## Input data
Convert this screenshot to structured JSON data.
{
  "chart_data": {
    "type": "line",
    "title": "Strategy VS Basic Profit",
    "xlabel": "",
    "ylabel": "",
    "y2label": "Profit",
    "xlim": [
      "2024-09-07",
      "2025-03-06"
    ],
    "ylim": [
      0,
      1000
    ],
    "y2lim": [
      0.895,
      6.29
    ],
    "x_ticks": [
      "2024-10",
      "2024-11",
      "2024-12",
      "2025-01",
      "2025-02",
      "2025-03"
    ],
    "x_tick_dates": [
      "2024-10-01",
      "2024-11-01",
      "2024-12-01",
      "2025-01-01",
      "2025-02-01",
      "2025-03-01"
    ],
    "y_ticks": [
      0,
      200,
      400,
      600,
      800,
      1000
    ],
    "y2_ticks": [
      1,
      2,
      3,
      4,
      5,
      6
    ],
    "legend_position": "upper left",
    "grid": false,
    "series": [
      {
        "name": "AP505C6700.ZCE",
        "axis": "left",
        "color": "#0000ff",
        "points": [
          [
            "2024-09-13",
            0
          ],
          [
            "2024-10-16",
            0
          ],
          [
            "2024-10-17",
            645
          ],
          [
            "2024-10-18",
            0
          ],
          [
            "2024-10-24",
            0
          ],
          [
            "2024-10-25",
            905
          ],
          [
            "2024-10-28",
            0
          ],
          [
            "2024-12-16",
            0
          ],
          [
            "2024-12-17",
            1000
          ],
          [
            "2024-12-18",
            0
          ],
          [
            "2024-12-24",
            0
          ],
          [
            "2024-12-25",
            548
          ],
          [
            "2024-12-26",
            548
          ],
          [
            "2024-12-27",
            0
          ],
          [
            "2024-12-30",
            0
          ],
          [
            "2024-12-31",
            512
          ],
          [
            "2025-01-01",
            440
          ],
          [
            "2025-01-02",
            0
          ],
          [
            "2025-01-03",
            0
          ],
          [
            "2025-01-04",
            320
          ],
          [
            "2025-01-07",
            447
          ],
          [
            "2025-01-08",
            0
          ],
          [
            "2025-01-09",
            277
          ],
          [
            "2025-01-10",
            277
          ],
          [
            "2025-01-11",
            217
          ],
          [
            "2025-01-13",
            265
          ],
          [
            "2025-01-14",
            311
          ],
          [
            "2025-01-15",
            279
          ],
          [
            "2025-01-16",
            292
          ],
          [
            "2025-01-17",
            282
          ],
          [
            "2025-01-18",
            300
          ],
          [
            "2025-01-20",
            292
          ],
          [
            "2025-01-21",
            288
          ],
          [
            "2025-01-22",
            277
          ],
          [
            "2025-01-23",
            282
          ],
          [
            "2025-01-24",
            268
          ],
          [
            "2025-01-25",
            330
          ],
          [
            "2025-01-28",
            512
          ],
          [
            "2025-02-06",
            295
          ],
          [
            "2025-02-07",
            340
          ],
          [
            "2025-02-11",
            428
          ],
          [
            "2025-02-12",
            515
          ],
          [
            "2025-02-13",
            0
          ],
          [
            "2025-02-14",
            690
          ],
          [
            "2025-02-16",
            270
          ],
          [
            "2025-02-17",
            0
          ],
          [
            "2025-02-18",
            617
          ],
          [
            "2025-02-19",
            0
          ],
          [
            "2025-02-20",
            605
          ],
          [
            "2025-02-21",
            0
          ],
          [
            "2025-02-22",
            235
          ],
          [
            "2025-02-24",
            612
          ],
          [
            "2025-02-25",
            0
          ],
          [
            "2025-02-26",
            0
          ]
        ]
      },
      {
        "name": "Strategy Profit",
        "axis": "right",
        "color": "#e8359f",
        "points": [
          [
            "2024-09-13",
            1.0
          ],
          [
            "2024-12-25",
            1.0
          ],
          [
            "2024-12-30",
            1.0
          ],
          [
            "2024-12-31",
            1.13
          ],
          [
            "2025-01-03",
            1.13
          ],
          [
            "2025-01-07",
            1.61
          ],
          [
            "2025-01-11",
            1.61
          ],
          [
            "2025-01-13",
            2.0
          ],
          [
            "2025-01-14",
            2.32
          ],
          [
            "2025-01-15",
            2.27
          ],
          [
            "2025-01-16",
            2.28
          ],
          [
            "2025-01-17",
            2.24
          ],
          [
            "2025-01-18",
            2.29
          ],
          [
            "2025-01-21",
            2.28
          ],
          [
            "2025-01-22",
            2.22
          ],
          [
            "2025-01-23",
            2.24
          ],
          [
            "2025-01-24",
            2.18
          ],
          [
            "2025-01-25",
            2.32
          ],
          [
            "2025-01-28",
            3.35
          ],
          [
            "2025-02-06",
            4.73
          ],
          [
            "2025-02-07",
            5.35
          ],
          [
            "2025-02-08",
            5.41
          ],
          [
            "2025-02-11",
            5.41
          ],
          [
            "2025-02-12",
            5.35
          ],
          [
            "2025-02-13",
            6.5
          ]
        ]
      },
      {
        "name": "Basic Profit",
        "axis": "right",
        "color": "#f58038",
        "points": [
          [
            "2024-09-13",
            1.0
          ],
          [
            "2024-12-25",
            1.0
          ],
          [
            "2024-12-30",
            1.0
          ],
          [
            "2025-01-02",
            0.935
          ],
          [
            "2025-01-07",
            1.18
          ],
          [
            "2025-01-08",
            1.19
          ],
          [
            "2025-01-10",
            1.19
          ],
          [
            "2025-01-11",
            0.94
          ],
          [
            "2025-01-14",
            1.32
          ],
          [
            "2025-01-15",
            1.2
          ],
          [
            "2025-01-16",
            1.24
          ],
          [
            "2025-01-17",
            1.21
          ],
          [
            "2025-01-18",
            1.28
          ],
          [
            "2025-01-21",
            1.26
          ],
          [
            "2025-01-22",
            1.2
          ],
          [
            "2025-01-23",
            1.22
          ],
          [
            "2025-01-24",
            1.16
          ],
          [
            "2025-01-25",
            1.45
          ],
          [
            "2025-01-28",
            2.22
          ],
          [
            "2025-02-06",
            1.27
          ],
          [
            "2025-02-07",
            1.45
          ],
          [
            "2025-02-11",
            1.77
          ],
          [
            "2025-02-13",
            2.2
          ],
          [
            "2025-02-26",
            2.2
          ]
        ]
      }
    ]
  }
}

## Task statement
Return all the data above once more, precisely as given.

## Expected answer
Convert this screenshot to structured JSON data.
{
  "chart_data": {
    "type": "line",
    "title": "Strategy VS Basic Profit",
    "xlabel": "",
    "ylabel": "",
    "y2label": "Profit",
    "xlim": [
      "2024-09-07",
      "2025-03-06"
    ],
    "ylim": [
      0,
      1000
    ],
    "y2lim": [
      0.895,
      6.29
    ],
    "x_ticks": [
      "2024-10",
      "2024-11",
      "2024-12",
      "2025-01",
      "2025-02",
      "2025-03"
    ],
    "x_tick_dates": [
      "2024-10-01",
      "2024-11-01",
      "2024-12-01",
      "2025-01-01",
      "2025-02-01",
      "2025-03-01"
    ],
    "y_ticks": [
      0,
      200,
      400,
      600,
      800,
      1000
    ],
    "y2_ticks": [
      1,
      2,
      3,
      4,
      5,
      6
    ],
    "legend_position": "upper left",
    "grid": false,
    "series": [
      {
        "name": "AP505C6700.ZCE",
        "axis": "left",
        "color": "#0000ff",
        "points": [
          [
            "2024-09-13",
            0
          ],
          [
            "2024-10-16",
            0
          ],
          [
            "2024-10-17",
            645
          ],
          [
            "2024-10-18",
            0
          ],
          [
            "2024-10-24",
            0
          ],
          [
            "2024-10-25",
            905
          ],
          [
            "2024-10-28",
            0
          ],
          [
            "2024-12-16",
            0
          ],
          [
            "2024-12-17",
            1000
          ],
          [
            "2024-12-18",
            0
          ],
          [
            "2024-12-24",
            0
          ],
          [
            "2024-12-25",
            548
          ],
          [
            "2024-12-26",
            548
          ],
          [
            "2024-12-27",
            0
          ],
          [
            "2024-12-30",
            0
          ],
          [
            "2024-12-31",
            512
          ],
          [
            "2025-01-01",
            440
          ],
          [
            "2025-01-02",
            0
          ],
          [
            "2025-01-03",
            0
          ],
          [
            "2025-01-04",
            320
          ],
          [
            "2025-01-07",
            447
          ],
          [
            "2025-01-08",
            0
          ],
          [
            "2025-01-09",
            277
          ],
          [
            "2025-01-10",
            277
          ],
          [
            "2025-01-11",
            217
          ],
          [
            "2025-01-13",
            265
          ],
          [
            "2025-01-14",
            311
          ],
          [
            "2025-01-15",
            279
          ],
          [
            "2025-01-16",
            292
          ],
          [
            "2025-01-17",
            282
          ],
          [
            "2025-01-18",
            300
          ],
          [
            "2025-01-20",
            292
          ],
          [
            "2025-01-21",
            288
          ],
          [
            "2025-01-22",
            277
          ],
          [
            "2025-01-23",
            282
          ],
          [
            "2025-01-24",
            268
          ],
          [
            "2025-01-25",
            330
          ],
          [
            "2025-01-28",
            512
          ],
          [
            "2025-02-06",
            295
          ],
          [
            "2025-02-07",
            340
          ],
          [
            "2025-02-11",
            428
          ],
          [
            "2025-02-12",
            515
          ],
          [
            "2025-02-13",
            0
          ],
          [
            "2025-02-14",
            690
          ],
          [
            "2025-02-16",
            270
          ],
          [
            "2025-02-17",
            0
          ],
          [
            "2025-02-18",
            617
          ],
          [
            "2025-02-19",
            0
          ],
          [
            "2025-02-20",
            605
          ],
          [
            "2025-02-21",
            0
          ],
          [
            "2025-02-22",
            235
          ],
          [
            "2025-02-24",
            612
          ],
          [
            "2025-02-25",
            0
          ],
          [
            "2025-02-26",
            0
          ]
        ]
      },
      {
        "name": "Strategy Profit",
        "axis": "right",
        "color": "#e8359f",
        "points": [
          [
            "2024-09-13",
            1.0
          ],
          [
            "2024-12-25",
            1.0
          ],
          [
            "2024-12-30",
            1.0
          ],
          [
            "2024-12-31",
            1.13
          ],
          [
            "2025-01-03",
            1.13
          ],
          [
            "2025-01-07",
            1.61
          ],
          [
            "2025-01-11",
            1.61
          ],
          [
            "2025-01-13",
            2.0
          ],
          [
            "2025-01-14",
            2.32
          ],
          [
            "2025-01-15",
            2.27
          ],
          [
            "2025-01-16",
            2.28
          ],
          [
            "2025-01-17",
            2.24
          ],
          [
            "2025-01-18",
            2.29
          ],
          [
            "2025-01-21",
            2.28
          ],
          [
            "2025-01-22",
            2.22
          ],
          [
            "2025-01-23",
            2.24
          ],
          [
            "2025-01-24",
            2.18
          ],
          [
            "2025-01-25",
            2.32
          ],
          [
            "2025-01-28",
            3.35
          ],
          [
            "2025-02-06",
            4.73
          ],
          [
            "2025-02-07",
            5.35
          ],
          [
            "2025-02-08",
            5.41
          ],
          [
            "2025-02-11",
            5.41
          ],
          [
            "2025-02-12",
            5.35
          ],
          [
            "2025-02-13",
            6.5
          ]
        ]
      },
      {
        "name": "Basic Profit",
        "axis": "right",
        "color": "#f58038",
        "points": [
          [
            "2024-09-13",
            1.0
          ],
          [
            "2024-12-25",
            1.0
          ],
          [
            "2024-12-30",
            1.0
          ],
          [
            "2025-01-02",
            0.935
          ],
          [
            "2025-01-07",
            1.18
          ],
          [
            "2025-01-08",
            1.19
          ],
          [
            "2025-01-10",
            1.19
          ],
          [
            "2025-01-11",
            0.94
          ],
          [
            "2025-01-14",
            1.32
          ],
          [
            "2025-01-15",
            1.2
          ],
          [
            "2025-01-16",
            1.24
          ],
          [
            "2025-01-17",
            1.21
          ],
          [
            "2025-01-18",
            1.28
          ],
          [
            "2025-01-21",
            1.26
          ],
          [
            "2025-01-22",
            1.2
          ],
          [
            "2025-01-23",
            1.22
          ],
          [
            "2025-01-24",
            1.16
          ],
          [
            "2025-01-25",
            1.45
          ],
          [
            "2025-01-28",
            2.22
          ],
          [
            "2025-02-06",
            1.27
          ],
          [
            "2025-02-07",
            1.45
          ],
          [
            "2025-02-11",
            1.77
          ],
          [
            "2025-02-13",
            2.2
          ],
          [
            "2025-02-26",
            2.2
          ]
        ]
      }
    ]
  }
}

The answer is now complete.